■ **Task material**
==*==
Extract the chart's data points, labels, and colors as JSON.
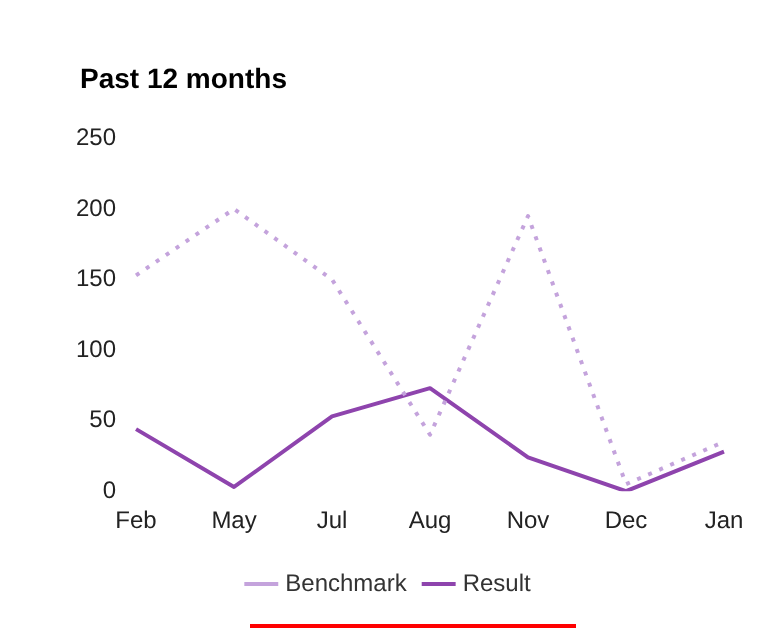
{
  "chart_data": {
    "type": "line",
    "title": "Past 12 months",
    "categories": [
      "Feb",
      "May",
      "Jul",
      "Aug",
      "Nov",
      "Dec",
      "Jan"
    ],
    "series": [
      {
        "name": "Benchmark",
        "color": "#c4a3dc",
        "line_style": "dotted",
        "values": [
          153,
          200,
          150,
          40,
          195,
          5,
          35
        ]
      },
      {
        "name": "Result",
        "color": "#8e44ad",
        "line_style": "solid",
        "values": [
          44,
          3,
          53,
          73,
          24,
          0,
          28
        ]
      }
    ],
    "ylim": [
      0,
      250
    ],
    "yticks": [
      0,
      50,
      100,
      150,
      200,
      250
    ],
    "grid": false,
    "legend": "bottom",
    "marker": "none"
  }
}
==*==
■ **Exercise objective**
Repeat the data exactly in full, omitting its pictures.

■ **Answer in full**
Extract the chart's data points, labels, and colors as JSON.
{
  "chart_data": {
    "type": "line",
    "title": "Past 12 months",
    "categories": [
      "Feb",
      "May",
      "Jul",
      "Aug",
      "Nov",
      "Dec",
      "Jan"
    ],
    "series": [
      {
        "name": "Benchmark",
        "color": "#c4a3dc",
        "line_style": "dotted",
        "values": [
          153,
          200,
          150,
          40,
          195,
          5,
          35
        ]
      },
      {
        "name": "Result",
        "color": "#8e44ad",
        "line_style": "solid",
        "values": [
          44,
          3,
          53,
          73,
          24,
          0,
          28
        ]
      }
    ],
    "ylim": [
      0,
      250
    ],
    "yticks": [
      0,
      50,
      100,
      150,
      200,
      250
    ],
    "grid": false,
    "legend": "bottom",
    "marker": "none"
  }
}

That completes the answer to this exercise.